__Task brief__
Lines containing the word "text" are the ones to copy from the records below.

__Extracted entries__
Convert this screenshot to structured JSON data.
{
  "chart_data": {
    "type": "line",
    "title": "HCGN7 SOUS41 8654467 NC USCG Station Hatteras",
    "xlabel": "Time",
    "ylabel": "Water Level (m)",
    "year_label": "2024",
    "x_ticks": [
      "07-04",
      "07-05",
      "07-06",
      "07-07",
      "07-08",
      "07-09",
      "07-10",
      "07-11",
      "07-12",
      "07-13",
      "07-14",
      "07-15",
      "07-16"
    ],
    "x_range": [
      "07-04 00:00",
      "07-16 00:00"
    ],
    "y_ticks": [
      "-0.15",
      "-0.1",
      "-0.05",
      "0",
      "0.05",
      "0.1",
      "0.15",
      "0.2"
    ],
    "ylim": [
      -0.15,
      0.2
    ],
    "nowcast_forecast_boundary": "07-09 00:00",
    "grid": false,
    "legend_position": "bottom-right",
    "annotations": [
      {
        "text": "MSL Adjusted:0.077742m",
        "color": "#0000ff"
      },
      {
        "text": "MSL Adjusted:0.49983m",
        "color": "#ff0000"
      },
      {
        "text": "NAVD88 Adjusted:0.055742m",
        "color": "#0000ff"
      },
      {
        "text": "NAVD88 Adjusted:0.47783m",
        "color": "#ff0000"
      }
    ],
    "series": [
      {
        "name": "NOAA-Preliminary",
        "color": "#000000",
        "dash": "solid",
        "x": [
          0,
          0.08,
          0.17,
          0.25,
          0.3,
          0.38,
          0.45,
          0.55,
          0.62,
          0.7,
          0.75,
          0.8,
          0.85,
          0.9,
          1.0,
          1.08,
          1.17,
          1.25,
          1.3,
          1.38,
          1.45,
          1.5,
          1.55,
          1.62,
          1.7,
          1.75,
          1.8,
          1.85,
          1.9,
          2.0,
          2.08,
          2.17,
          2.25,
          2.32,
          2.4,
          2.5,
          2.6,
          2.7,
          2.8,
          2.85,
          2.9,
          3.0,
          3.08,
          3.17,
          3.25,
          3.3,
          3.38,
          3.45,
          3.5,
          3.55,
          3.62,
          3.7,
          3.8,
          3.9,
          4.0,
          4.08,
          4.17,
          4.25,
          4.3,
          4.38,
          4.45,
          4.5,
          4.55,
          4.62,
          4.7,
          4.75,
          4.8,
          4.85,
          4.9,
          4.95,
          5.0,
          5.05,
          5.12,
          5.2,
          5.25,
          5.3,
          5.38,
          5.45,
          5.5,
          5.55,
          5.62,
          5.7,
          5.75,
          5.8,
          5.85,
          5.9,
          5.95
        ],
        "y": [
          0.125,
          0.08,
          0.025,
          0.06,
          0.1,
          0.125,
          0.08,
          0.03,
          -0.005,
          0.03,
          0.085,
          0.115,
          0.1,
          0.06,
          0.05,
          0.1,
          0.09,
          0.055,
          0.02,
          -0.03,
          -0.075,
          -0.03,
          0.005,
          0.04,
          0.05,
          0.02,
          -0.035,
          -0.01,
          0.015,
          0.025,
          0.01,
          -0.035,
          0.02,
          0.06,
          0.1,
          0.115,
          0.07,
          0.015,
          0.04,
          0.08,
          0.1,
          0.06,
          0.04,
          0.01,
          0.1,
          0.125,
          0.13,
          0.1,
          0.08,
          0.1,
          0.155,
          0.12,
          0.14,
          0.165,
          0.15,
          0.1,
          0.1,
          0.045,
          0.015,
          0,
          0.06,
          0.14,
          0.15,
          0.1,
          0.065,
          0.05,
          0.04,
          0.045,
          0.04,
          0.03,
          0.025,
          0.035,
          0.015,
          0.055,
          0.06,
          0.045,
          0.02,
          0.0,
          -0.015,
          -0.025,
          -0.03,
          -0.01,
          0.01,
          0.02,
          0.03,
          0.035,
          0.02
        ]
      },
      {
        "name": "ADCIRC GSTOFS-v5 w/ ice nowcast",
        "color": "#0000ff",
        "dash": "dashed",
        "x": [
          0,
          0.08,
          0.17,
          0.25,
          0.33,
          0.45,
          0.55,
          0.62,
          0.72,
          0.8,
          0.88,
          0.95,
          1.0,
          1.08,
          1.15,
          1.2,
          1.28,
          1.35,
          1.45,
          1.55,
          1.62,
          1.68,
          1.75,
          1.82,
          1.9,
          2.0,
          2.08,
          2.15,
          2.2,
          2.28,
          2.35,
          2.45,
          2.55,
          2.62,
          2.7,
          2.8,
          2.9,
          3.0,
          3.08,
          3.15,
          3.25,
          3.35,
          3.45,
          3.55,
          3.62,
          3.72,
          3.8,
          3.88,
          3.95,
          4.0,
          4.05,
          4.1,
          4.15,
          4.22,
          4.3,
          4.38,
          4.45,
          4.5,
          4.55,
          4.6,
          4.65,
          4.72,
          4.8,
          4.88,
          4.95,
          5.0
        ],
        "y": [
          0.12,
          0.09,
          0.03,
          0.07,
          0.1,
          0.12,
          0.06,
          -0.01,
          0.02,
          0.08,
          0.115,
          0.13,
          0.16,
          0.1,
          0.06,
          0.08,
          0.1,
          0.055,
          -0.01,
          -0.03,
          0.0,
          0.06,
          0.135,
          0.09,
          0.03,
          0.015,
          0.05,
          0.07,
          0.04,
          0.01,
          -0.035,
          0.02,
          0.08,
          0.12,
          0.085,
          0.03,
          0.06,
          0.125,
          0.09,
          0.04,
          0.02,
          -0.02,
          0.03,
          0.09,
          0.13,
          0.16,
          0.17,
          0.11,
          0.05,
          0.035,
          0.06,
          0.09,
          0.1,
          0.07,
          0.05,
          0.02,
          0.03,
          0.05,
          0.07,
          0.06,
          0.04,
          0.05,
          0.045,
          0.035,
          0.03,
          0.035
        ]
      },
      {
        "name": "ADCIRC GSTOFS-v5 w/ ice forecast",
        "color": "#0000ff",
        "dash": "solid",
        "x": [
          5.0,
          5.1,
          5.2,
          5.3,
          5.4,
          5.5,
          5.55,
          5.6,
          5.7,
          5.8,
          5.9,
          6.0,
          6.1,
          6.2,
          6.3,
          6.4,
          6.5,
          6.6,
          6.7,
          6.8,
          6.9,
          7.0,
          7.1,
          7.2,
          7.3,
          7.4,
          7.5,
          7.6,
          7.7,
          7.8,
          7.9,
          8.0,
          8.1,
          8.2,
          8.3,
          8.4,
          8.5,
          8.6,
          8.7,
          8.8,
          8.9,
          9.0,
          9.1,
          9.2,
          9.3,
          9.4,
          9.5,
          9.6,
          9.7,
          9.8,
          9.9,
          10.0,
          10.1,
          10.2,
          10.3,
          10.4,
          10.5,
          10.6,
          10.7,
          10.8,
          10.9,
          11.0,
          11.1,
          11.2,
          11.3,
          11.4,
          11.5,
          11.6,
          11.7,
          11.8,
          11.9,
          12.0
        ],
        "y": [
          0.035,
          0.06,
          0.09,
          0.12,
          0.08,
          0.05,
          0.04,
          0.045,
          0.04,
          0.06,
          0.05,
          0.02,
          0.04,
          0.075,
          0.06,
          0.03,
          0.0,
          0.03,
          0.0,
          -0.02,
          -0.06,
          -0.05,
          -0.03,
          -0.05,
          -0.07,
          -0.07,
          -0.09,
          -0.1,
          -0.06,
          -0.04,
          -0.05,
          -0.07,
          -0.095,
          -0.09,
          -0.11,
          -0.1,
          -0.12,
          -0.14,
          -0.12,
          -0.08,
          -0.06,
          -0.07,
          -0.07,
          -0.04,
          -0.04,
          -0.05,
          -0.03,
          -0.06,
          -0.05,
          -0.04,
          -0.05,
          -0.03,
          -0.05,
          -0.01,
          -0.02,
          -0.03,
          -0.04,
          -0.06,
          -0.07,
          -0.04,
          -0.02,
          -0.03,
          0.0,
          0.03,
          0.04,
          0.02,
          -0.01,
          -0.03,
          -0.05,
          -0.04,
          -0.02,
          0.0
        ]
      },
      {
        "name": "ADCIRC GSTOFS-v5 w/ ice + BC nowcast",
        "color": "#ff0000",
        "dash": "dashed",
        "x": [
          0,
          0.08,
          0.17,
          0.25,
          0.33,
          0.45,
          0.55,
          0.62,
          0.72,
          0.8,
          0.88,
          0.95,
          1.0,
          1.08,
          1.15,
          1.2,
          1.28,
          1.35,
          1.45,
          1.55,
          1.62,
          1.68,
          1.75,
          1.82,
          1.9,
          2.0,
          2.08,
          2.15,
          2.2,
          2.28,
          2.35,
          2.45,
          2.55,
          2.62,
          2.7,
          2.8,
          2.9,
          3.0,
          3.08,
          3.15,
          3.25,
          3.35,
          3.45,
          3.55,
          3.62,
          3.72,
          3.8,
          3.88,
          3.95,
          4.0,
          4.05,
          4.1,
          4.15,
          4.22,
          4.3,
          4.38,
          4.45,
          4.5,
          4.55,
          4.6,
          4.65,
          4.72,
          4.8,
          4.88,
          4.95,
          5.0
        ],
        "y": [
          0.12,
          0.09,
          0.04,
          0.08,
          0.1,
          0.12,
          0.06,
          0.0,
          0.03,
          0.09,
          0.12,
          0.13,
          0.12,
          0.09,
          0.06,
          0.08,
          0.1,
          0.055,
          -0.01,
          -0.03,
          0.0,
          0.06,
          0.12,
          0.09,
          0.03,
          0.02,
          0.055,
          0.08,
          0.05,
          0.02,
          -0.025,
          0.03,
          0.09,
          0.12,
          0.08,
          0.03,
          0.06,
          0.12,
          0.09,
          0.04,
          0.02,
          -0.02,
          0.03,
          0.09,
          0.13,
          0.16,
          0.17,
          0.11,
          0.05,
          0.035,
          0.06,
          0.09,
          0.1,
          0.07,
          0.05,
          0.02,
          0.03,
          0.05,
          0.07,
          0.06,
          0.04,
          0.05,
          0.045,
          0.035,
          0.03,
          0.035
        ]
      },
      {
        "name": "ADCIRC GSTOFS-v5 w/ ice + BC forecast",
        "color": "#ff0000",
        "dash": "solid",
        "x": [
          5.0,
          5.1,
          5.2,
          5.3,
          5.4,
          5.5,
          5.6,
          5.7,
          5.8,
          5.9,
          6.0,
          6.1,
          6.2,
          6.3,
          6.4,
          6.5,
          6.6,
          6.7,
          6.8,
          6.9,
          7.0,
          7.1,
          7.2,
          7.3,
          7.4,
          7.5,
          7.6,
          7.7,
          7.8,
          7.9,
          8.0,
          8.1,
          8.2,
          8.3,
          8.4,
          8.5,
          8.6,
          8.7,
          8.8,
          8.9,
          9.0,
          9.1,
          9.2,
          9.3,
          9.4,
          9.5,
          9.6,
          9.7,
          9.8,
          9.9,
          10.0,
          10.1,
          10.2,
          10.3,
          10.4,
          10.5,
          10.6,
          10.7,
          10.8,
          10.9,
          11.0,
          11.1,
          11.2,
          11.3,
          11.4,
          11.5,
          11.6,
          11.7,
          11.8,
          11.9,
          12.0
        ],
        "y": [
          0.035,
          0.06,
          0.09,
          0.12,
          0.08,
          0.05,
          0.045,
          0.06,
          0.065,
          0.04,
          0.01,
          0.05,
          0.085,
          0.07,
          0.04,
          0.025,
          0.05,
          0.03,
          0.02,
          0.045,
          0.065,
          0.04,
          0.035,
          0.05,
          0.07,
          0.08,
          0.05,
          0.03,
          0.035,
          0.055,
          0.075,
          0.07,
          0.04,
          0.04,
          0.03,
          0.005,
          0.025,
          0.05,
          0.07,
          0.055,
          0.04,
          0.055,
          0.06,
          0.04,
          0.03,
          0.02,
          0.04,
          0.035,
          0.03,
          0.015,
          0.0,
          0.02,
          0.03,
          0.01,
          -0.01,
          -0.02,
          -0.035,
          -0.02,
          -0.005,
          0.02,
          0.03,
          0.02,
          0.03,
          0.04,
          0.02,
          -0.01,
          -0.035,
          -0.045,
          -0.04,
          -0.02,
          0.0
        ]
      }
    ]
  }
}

__Response__
        "text": "MSL Adjusted:0.077742m",
        "text": "MSL Adjusted:0.49983m",
        "text": "NAVD88 Adjusted:0.055742m",
        "text": "NAVD88 Adjusted:0.47783m",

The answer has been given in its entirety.